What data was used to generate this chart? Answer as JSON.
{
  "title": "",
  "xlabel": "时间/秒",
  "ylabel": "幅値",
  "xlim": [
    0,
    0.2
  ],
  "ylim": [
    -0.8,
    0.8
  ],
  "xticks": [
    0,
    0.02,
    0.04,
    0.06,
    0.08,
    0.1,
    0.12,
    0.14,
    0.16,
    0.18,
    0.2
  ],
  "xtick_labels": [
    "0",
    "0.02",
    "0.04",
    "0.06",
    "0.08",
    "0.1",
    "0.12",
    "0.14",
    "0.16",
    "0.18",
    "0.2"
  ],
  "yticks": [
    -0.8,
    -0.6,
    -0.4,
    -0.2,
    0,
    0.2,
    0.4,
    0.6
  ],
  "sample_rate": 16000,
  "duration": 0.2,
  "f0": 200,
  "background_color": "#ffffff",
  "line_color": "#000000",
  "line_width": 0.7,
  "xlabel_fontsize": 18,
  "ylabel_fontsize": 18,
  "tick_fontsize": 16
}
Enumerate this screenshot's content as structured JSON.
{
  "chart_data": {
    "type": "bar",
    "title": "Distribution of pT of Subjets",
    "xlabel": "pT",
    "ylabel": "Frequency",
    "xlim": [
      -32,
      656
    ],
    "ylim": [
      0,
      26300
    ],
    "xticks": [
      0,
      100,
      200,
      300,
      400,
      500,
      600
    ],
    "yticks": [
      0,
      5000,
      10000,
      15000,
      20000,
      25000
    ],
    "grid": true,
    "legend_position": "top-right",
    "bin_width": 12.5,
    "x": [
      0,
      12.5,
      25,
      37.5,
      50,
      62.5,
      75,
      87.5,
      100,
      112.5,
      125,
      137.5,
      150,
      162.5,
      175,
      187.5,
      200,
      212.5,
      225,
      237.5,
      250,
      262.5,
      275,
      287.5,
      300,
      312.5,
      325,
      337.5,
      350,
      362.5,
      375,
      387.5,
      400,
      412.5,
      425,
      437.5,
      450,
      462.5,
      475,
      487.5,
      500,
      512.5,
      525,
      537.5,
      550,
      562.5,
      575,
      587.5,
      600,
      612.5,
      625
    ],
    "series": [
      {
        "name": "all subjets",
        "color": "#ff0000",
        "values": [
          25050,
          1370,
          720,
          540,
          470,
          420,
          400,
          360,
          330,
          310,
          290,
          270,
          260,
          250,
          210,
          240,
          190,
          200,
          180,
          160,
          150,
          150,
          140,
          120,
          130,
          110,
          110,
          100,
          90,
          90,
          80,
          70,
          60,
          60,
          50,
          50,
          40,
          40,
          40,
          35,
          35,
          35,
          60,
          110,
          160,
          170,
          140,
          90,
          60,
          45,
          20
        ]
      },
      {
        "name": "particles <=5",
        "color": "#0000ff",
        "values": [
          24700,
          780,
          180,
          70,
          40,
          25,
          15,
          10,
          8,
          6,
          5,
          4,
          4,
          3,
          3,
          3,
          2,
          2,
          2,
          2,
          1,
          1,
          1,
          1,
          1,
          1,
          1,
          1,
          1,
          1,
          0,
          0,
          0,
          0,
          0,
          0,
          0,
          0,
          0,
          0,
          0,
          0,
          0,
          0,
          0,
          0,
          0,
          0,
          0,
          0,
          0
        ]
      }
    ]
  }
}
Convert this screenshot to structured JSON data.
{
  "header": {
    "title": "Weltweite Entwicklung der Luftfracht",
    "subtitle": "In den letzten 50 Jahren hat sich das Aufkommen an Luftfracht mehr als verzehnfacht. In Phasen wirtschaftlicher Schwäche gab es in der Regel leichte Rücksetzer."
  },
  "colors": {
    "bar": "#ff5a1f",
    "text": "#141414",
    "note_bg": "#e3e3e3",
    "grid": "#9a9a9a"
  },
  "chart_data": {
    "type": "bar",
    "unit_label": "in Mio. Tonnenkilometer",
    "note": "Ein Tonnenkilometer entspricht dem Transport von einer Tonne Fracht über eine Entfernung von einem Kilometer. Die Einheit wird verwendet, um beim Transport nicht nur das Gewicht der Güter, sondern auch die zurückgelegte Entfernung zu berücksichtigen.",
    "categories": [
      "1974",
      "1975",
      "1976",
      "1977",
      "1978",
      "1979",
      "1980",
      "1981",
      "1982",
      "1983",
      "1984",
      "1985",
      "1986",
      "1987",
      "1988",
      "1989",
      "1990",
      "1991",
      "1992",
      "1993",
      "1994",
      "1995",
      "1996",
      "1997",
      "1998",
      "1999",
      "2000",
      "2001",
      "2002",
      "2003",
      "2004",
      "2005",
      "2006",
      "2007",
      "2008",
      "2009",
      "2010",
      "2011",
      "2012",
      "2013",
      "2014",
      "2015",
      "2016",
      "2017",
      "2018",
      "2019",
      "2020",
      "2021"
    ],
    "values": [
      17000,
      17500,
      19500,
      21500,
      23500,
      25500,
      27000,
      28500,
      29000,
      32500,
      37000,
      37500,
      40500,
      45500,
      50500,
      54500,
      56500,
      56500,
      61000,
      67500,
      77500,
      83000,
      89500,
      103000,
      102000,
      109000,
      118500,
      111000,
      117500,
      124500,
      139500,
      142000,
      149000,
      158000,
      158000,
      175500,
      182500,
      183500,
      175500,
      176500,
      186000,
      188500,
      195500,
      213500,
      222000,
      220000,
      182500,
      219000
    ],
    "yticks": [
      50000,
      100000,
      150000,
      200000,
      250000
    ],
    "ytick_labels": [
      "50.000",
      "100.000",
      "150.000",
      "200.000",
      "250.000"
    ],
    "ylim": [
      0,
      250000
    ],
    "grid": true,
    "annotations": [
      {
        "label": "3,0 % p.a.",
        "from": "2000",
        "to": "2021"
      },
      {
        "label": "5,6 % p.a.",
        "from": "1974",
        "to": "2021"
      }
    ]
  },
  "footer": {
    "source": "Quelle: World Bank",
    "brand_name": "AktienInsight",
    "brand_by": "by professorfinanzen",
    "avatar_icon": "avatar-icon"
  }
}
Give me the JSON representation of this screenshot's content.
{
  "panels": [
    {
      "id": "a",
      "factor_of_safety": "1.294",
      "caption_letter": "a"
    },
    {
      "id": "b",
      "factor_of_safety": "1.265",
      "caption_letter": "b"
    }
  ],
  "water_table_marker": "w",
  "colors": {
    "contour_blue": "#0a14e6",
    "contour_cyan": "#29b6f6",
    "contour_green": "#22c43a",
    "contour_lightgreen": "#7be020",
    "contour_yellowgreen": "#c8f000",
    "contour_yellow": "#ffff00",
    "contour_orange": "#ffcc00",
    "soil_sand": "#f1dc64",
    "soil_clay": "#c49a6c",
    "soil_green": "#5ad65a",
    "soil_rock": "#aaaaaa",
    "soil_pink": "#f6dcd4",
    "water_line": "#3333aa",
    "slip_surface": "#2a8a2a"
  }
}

____

## SHORT PROBLEM
Write every line of the material above again, exactly.

## FINISHED EXERCISE
What data was used to generate this chart? Answer as JSON.
{
  "title": "",
  "xlabel": "时间/秒",
  "ylabel": "幅値",
  "xlim": [
    0,
    0.2
  ],
  "ylim": [
    -0.8,
    0.8
  ],
  "xticks": [
    0,
    0.02,
    0.04,
    0.06,
    0.08,
    0.1,
    0.12,
    0.14,
    0.16,
    0.18,
    0.2
  ],
  "xtick_labels": [
    "0",
    "0.02",
    "0.04",
    "0.06",
    "0.08",
    "0.1",
    "0.12",
    "0.14",
    "0.16",
    "0.18",
    "0.2"
  ],
  "yticks": [
    -0.8,
    -0.6,
    -0.4,
    -0.2,
    0,
    0.2,
    0.4,
    0.6
  ],
  "sample_rate": 16000,
  "duration": 0.2,
  "f0": 200,
  "background_color": "#ffffff",
  "line_color": "#000000",
  "line_width": 0.7,
  "xlabel_fontsize": 18,
  "ylabel_fontsize": 18,
  "tick_fontsize": 16
}
Enumerate this screenshot's content as structured JSON.
{
  "chart_data": {
    "type": "bar",
    "title": "Distribution of pT of Subjets",
    "xlabel": "pT",
    "ylabel": "Frequency",
    "xlim": [
      -32,
      656
    ],
    "ylim": [
      0,
      26300
    ],
    "xticks": [
      0,
      100,
      200,
      300,
      400,
      500,
      600
    ],
    "yticks": [
      0,
      5000,
      10000,
      15000,
      20000,
      25000
    ],
    "grid": true,
    "legend_position": "top-right",
    "bin_width": 12.5,
    "x": [
      0,
      12.5,
      25,
      37.5,
      50,
      62.5,
      75,
      87.5,
      100,
      112.5,
      125,
      137.5,
      150,
      162.5,
      175,
      187.5,
      200,
      212.5,
      225,
      237.5,
      250,
      262.5,
      275,
      287.5,
      300,
      312.5,
      325,
      337.5,
      350,
      362.5,
      375,
      387.5,
      400,
      412.5,
      425,
      437.5,
      450,
      462.5,
      475,
      487.5,
      500,
      512.5,
      525,
      537.5,
      550,
      562.5,
      575,
      587.5,
      600,
      612.5,
      625
    ],
    "series": [
      {
        "name": "all subjets",
        "color": "#ff0000",
        "values": [
          25050,
          1370,
          720,
          540,
          470,
          420,
          400,
          360,
          330,
          310,
          290,
          270,
          260,
          250,
          210,
          240,
          190,
          200,
          180,
          160,
          150,
          150,
          140,
          120,
          130,
          110,
          110,
          100,
          90,
          90,
          80,
          70,
          60,
          60,
          50,
          50,
          40,
          40,
          40,
          35,
          35,
          35,
          60,
          110,
          160,
          170,
          140,
          90,
          60,
          45,
          20
        ]
      },
      {
        "name": "particles <=5",
        "color": "#0000ff",
        "values": [
          24700,
          780,
          180,
          70,
          40,
          25,
          15,
          10,
          8,
          6,
          5,
          4,
          4,
          3,
          3,
          3,
          2,
          2,
          2,
          2,
          1,
          1,
          1,
          1,
          1,
          1,
          1,
          1,
          1,
          1,
          0,
          0,
          0,
          0,
          0,
          0,
          0,
          0,
          0,
          0,
          0,
          0,
          0,
          0,
          0,
          0,
          0,
          0,
          0,
          0,
          0
        ]
      }
    ]
  }
}
Convert this screenshot to structured JSON data.
{
  "header": {
    "title": "Weltweite Entwicklung der Luftfracht",
    "subtitle": "In den letzten 50 Jahren hat sich das Aufkommen an Luftfracht mehr als verzehnfacht. In Phasen wirtschaftlicher Schwäche gab es in der Regel leichte Rücksetzer."
  },
  "colors": {
    "bar": "#ff5a1f",
    "text": "#141414",
    "note_bg": "#e3e3e3",
    "grid": "#9a9a9a"
  },
  "chart_data": {
    "type": "bar",
    "unit_label": "in Mio. Tonnenkilometer",
    "note": "Ein Tonnenkilometer entspricht dem Transport von einer Tonne Fracht über eine Entfernung von einem Kilometer. Die Einheit wird verwendet, um beim Transport nicht nur das Gewicht der Güter, sondern auch die zurückgelegte Entfernung zu berücksichtigen.",
    "categories": [
      "1974",
      "1975",
      "1976",
      "1977",
      "1978",
      "1979",
      "1980",
      "1981",
      "1982",
      "1983",
      "1984",
      "1985",
      "1986",
      "1987",
      "1988",
      "1989",
      "1990",
      "1991",
      "1992",
      "1993",
      "1994",
      "1995",
      "1996",
      "1997",
      "1998",
      "1999",
      "2000",
      "2001",
      "2002",
      "2003",
      "2004",
      "2005",
      "2006",
      "2007",
      "2008",
      "2009",
      "2010",
      "2011",
      "2012",
      "2013",
      "2014",
      "2015",
      "2016",
      "2017",
      "2018",
      "2019",
      "2020",
      "2021"
    ],
    "values": [
      17000,
      17500,
      19500,
      21500,
      23500,
      25500,
      27000,
      28500,
      29000,
      32500,
      37000,
      37500,
      40500,
      45500,
      50500,
      54500,
      56500,
      56500,
      61000,
      67500,
      77500,
      83000,
      89500,
      103000,
      102000,
      109000,
      118500,
      111000,
      117500,
      124500,
      139500,
      142000,
      149000,
      158000,
      158000,
      175500,
      182500,
      183500,
      175500,
      176500,
      186000,
      188500,
      195500,
      213500,
      222000,
      220000,
      182500,
      219000
    ],
    "yticks": [
      50000,
      100000,
      150000,
      200000,
      250000
    ],
    "ytick_labels": [
      "50.000",
      "100.000",
      "150.000",
      "200.000",
      "250.000"
    ],
    "ylim": [
      0,
      250000
    ],
    "grid": true,
    "annotations": [
      {
        "label": "3,0 % p.a.",
        "from": "2000",
        "to": "2021"
      },
      {
        "label": "5,6 % p.a.",
        "from": "1974",
        "to": "2021"
      }
    ]
  },
  "footer": {
    "source": "Quelle: World Bank",
    "brand_name": "AktienInsight",
    "brand_by": "by professorfinanzen",
    "avatar_icon": "avatar-icon"
  }
}
Give me the JSON representation of this screenshot's content.
{
  "panels": [
    {
      "id": "a",
      "factor_of_safety": "1.294",
      "caption_letter": "a"
    },
    {
      "id": "b",
      "factor_of_safety": "1.265",
      "caption_letter": "b"
    }
  ],
  "water_table_marker": "w",
  "colors": {
    "contour_blue": "#0a14e6",
    "contour_cyan": "#29b6f6",
    "contour_green": "#22c43a",
    "contour_lightgreen": "#7be020",
    "contour_yellowgreen": "#c8f000",
    "contour_yellow": "#ffff00",
    "contour_orange": "#ffcc00",
    "soil_sand": "#f1dc64",
    "soil_clay": "#c49a6c",
    "soil_green": "#5ad65a",
    "soil_rock": "#aaaaaa",
    "soil_pink": "#f6dcd4",
    "water_line": "#3333aa",
    "slip_surface": "#2a8a2a"
  }
}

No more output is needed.